**Source records**
----
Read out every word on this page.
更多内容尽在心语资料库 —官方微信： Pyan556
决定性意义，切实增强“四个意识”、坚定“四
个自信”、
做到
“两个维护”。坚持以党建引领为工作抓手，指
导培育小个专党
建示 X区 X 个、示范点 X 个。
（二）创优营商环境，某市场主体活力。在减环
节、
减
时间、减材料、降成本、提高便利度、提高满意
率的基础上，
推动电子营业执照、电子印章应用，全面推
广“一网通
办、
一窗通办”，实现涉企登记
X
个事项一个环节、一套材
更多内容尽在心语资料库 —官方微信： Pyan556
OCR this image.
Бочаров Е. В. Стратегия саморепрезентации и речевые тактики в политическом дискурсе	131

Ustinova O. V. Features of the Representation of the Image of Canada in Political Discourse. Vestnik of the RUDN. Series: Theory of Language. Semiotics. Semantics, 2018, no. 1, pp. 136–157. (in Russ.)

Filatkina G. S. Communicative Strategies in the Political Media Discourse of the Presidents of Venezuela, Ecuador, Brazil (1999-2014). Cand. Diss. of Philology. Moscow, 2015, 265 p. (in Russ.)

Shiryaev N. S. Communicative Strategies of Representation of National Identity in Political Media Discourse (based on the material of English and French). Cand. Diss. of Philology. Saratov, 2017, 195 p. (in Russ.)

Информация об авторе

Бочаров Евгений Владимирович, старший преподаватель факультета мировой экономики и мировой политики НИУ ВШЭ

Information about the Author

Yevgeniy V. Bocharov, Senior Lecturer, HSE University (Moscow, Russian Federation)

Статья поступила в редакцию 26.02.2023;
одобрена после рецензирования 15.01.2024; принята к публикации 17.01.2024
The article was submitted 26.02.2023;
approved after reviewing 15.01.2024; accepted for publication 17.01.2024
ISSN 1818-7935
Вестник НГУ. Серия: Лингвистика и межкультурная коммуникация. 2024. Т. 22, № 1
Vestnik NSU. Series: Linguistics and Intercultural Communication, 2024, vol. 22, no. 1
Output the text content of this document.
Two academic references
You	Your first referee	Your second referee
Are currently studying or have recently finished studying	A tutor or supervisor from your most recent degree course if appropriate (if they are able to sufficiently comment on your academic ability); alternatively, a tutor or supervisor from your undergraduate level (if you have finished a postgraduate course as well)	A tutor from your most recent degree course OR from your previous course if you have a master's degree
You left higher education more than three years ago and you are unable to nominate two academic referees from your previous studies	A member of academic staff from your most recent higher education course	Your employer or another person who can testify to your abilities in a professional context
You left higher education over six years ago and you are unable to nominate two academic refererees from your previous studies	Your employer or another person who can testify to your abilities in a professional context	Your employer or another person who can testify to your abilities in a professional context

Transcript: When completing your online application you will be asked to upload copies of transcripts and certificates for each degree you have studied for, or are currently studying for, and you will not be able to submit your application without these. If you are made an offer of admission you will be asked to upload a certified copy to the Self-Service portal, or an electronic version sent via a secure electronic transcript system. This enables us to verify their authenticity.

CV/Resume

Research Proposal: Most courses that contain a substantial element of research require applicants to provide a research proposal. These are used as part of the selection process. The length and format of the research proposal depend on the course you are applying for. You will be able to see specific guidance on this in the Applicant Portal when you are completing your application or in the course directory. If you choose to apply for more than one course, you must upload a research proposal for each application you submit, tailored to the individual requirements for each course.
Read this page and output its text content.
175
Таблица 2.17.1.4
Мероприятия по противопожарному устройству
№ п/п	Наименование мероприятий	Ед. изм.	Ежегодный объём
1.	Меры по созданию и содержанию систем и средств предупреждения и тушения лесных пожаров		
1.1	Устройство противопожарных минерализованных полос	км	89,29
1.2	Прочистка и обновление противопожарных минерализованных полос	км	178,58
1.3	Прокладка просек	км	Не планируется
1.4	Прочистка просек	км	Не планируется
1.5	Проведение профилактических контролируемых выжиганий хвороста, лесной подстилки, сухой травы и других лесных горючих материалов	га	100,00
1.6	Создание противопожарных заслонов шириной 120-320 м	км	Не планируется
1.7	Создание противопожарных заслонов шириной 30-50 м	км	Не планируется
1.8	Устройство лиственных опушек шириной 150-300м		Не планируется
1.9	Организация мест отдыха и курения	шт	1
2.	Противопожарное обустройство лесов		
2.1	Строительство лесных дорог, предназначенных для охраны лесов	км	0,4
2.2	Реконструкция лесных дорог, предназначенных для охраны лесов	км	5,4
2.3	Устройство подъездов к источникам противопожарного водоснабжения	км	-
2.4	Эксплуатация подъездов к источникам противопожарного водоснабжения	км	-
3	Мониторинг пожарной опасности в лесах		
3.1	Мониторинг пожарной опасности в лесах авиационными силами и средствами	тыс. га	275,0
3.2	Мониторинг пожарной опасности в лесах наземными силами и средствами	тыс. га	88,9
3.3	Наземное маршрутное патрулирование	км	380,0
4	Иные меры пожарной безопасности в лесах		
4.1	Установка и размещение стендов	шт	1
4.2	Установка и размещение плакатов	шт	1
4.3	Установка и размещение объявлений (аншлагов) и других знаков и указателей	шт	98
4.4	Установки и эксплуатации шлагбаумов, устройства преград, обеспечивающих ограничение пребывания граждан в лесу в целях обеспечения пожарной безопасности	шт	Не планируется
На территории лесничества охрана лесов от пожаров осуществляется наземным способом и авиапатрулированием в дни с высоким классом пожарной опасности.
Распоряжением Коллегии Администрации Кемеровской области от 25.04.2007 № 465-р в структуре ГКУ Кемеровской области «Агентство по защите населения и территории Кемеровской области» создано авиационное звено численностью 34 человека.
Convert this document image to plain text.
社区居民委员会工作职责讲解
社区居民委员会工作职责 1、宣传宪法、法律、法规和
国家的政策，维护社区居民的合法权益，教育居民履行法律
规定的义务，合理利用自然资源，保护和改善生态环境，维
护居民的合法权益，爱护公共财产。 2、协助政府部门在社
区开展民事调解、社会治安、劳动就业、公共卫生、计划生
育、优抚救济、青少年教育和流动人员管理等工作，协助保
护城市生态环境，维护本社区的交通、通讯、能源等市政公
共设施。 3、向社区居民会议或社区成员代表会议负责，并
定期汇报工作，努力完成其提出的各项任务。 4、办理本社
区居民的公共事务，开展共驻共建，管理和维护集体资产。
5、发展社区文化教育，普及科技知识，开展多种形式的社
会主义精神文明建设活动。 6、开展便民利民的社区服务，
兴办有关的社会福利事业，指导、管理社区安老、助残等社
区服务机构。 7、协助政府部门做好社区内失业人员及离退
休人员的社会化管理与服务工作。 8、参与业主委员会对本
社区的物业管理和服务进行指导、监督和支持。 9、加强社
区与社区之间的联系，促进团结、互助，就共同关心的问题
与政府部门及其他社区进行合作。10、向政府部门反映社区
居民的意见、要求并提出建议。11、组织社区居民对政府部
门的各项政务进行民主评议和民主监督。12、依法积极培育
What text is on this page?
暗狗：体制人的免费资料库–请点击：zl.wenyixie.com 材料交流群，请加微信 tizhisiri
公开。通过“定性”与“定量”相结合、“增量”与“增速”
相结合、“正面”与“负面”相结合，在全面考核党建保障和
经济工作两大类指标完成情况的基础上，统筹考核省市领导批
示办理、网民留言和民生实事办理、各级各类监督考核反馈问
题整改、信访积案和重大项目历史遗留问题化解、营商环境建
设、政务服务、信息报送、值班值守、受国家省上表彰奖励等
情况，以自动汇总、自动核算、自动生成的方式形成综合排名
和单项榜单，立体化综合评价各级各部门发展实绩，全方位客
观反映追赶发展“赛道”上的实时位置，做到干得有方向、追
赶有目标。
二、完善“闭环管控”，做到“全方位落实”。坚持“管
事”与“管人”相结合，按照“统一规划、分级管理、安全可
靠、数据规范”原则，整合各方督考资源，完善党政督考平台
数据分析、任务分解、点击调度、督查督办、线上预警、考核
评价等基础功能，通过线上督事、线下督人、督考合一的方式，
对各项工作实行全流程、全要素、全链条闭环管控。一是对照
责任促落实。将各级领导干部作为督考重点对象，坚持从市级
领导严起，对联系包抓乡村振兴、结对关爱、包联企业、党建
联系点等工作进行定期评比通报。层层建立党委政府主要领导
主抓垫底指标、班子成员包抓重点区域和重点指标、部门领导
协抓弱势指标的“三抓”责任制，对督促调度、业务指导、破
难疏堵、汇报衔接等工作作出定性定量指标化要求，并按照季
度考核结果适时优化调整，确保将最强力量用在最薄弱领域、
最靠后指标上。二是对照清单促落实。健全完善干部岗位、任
----
**Task to complete**
Return the lines from the line containing "What text is on this page?" to the end of the entries above, exactly as they appear and with no other output.

**Answer to this task**
What text is on this page?
暗狗：体制人的免费资料库–请点击：zl.wenyixie.com 材料交流群，请加微信 tizhisiri
公开。通过“定性”与“定量”相结合、“增量”与“增速”
相结合、“正面”与“负面”相结合，在全面考核党建保障和
经济工作两大类指标完成情况的基础上，统筹考核省市领导批
示办理、网民留言和民生实事办理、各级各类监督考核反馈问
题整改、信访积案和重大项目历史遗留问题化解、营商环境建
设、政务服务、信息报送、值班值守、受国家省上表彰奖励等
情况，以自动汇总、自动核算、自动生成的方式形成综合排名
和单项榜单，立体化综合评价各级各部门发展实绩，全方位客
观反映追赶发展“赛道”上的实时位置，做到干得有方向、追
赶有目标。
二、完善“闭环管控”，做到“全方位落实”。坚持“管
事”与“管人”相结合，按照“统一规划、分级管理、安全可
靠、数据规范”原则，整合各方督考资源，完善党政督考平台
数据分析、任务分解、点击调度、督查督办、线上预警、考核
评价等基础功能，通过线上督事、线下督人、督考合一的方式，
对各项工作实行全流程、全要素、全链条闭环管控。一是对照
责任促落实。将各级领导干部作为督考重点对象，坚持从市级
领导严起，对联系包抓乡村振兴、结对关爱、包联企业、党建
联系点等工作进行定期评比通报。层层建立党委政府主要领导
主抓垫底指标、班子成员包抓重点区域和重点指标、部门领导
协抓弱势指标的“三抓”责任制，对督促调度、业务指导、破
难疏堵、汇报衔接等工作作出定性定量指标化要求，并按照季
度考核结果适时优化调整，确保将最强力量用在最薄弱领域、
最靠后指标上。二是对照清单促落实。健全完善干部岗位、任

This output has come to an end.